Short exercise:
Return each line containing the string "screenshot".

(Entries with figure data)
▼▼▼
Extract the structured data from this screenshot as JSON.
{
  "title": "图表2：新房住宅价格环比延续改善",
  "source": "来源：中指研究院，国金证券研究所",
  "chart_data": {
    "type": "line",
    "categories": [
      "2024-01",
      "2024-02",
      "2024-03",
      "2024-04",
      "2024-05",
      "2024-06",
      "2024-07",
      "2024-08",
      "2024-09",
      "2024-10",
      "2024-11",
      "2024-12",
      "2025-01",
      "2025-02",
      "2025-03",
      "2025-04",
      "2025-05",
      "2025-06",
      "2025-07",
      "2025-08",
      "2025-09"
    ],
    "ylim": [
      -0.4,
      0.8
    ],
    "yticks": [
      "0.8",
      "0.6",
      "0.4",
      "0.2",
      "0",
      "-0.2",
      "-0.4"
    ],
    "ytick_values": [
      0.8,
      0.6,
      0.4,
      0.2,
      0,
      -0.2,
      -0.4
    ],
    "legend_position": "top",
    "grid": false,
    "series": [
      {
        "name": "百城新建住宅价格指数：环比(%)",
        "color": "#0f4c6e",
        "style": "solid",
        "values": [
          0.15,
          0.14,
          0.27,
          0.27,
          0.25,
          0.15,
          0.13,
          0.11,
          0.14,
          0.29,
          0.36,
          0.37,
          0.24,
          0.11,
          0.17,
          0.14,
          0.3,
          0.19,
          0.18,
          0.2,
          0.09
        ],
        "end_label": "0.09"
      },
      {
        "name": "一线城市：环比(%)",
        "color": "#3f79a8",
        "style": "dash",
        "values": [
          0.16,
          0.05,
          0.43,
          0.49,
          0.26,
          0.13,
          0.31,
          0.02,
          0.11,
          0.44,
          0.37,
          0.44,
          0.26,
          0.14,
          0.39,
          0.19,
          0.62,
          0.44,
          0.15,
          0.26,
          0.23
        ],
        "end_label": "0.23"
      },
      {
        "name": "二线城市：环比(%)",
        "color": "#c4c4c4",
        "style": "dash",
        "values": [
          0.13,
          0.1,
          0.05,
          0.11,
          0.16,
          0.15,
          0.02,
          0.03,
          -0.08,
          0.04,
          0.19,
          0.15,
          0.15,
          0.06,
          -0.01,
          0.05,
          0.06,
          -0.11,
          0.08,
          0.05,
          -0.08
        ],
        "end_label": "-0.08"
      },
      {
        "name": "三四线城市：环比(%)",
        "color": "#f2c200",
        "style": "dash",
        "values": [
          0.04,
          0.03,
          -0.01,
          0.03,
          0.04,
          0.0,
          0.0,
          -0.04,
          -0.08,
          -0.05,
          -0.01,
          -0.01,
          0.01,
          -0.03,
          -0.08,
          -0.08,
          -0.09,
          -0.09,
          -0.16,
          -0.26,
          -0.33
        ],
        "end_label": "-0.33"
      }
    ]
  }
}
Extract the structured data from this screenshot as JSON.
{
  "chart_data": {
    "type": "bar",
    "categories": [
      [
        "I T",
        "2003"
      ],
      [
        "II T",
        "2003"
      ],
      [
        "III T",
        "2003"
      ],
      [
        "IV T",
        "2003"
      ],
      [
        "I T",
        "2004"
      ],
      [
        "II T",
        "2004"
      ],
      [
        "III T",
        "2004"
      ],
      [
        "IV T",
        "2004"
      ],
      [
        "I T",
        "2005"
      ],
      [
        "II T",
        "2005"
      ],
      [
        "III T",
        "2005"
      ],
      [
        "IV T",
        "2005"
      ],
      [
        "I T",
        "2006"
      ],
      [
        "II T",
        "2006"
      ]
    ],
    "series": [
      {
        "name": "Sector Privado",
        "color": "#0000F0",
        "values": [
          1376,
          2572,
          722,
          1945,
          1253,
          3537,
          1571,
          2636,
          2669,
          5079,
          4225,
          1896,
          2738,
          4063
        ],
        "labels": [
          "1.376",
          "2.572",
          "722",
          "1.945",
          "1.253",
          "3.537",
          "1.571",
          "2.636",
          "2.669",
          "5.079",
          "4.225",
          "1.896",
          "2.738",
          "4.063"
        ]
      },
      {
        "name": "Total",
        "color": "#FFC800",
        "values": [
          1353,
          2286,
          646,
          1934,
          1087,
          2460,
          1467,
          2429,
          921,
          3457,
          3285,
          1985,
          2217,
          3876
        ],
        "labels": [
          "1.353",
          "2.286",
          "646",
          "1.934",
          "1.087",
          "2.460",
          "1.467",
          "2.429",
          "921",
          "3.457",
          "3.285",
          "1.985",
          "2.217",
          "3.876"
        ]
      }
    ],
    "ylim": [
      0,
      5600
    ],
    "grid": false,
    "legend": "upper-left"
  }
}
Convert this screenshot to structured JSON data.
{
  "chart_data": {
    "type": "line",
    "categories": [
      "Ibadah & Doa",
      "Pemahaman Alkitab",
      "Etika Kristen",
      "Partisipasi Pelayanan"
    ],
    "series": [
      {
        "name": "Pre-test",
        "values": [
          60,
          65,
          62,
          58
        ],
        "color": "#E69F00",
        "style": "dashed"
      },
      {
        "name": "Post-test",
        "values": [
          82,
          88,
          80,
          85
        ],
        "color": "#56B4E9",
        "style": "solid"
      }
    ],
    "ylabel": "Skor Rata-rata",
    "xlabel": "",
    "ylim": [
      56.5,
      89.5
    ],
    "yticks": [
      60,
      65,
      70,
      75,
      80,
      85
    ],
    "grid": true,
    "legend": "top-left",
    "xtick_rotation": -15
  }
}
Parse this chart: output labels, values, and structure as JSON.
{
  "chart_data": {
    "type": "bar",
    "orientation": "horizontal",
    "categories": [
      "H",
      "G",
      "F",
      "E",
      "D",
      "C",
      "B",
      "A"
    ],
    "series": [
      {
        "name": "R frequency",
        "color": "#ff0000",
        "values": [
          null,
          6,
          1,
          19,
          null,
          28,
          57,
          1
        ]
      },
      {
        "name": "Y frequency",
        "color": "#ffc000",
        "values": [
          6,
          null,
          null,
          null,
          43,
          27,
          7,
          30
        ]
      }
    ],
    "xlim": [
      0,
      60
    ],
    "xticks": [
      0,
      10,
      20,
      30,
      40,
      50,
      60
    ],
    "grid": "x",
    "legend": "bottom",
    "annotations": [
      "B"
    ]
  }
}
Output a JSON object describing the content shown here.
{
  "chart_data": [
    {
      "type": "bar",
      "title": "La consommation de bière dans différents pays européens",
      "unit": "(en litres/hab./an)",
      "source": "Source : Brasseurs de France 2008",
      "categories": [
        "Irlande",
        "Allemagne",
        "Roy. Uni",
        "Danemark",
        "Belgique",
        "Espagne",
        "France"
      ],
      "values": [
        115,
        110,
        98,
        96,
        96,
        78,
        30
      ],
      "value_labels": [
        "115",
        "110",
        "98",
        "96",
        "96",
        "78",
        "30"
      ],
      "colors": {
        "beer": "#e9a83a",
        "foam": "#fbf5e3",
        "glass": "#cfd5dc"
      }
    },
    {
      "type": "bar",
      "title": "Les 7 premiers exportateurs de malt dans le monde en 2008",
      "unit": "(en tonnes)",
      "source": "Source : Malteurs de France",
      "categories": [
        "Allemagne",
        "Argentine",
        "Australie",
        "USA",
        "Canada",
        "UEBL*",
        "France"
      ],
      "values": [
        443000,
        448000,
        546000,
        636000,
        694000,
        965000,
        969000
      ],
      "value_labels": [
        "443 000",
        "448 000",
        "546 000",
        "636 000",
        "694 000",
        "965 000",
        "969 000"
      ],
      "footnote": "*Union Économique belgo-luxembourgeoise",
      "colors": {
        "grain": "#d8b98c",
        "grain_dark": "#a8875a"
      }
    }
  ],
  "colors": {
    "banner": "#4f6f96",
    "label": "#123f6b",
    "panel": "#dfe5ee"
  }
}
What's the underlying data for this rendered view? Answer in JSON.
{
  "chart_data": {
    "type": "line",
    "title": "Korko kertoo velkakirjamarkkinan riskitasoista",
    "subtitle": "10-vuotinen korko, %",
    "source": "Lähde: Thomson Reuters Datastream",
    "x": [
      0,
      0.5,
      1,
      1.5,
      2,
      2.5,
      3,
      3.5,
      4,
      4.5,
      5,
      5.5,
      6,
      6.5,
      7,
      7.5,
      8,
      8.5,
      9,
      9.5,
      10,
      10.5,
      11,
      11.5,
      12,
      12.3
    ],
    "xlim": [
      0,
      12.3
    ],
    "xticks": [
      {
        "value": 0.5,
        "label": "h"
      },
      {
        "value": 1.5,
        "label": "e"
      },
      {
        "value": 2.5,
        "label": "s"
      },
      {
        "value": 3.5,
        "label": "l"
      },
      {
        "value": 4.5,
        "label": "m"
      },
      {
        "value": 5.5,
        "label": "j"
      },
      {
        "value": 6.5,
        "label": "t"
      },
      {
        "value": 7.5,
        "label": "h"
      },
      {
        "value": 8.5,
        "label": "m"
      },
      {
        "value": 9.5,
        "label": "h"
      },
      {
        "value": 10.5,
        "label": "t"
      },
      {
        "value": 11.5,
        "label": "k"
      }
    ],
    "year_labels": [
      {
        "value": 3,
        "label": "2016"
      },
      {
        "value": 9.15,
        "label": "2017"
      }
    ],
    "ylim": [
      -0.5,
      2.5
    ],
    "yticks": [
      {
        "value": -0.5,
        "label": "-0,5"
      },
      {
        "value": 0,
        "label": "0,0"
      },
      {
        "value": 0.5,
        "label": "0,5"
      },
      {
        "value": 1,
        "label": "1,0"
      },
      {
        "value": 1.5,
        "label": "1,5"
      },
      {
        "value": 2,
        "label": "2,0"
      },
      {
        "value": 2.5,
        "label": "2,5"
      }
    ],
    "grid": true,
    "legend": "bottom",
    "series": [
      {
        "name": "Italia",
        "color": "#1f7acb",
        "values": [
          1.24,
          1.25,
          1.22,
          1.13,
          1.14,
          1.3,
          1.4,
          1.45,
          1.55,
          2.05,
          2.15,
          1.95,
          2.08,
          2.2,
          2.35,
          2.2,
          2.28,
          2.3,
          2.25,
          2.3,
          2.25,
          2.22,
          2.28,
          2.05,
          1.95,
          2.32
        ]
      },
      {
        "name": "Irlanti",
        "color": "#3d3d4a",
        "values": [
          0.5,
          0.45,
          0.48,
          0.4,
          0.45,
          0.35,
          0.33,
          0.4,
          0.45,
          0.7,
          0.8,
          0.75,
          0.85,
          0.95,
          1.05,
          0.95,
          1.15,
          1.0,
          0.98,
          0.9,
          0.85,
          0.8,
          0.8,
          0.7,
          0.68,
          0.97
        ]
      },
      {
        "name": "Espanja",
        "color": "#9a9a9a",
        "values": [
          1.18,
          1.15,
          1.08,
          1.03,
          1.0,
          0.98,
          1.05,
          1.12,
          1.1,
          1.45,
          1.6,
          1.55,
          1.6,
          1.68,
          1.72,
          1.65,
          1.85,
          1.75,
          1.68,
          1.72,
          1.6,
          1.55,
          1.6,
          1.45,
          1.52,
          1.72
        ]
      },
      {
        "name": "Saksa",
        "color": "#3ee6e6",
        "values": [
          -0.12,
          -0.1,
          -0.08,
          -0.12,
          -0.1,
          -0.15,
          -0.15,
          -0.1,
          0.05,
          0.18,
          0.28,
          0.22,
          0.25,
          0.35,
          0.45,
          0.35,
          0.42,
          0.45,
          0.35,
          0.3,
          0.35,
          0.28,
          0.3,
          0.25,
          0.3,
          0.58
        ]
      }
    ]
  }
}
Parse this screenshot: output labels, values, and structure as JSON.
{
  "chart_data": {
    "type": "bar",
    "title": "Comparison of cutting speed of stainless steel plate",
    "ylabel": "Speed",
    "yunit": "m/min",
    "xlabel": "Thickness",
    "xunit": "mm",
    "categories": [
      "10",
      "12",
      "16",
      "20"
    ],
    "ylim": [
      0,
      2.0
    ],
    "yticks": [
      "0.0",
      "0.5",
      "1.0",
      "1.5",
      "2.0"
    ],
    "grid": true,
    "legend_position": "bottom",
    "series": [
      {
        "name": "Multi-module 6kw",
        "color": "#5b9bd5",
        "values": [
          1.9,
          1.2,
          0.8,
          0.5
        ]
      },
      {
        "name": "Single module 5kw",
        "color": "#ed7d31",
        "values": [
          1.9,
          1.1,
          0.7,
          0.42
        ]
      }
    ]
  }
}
▲▲▲
Written response:
Extract the structured data from this screenshot as JSON.
Extract the structured data from this screenshot as JSON.
Convert this screenshot to structured JSON data.
Parse this screenshot: output labels, values, and structure as JSON.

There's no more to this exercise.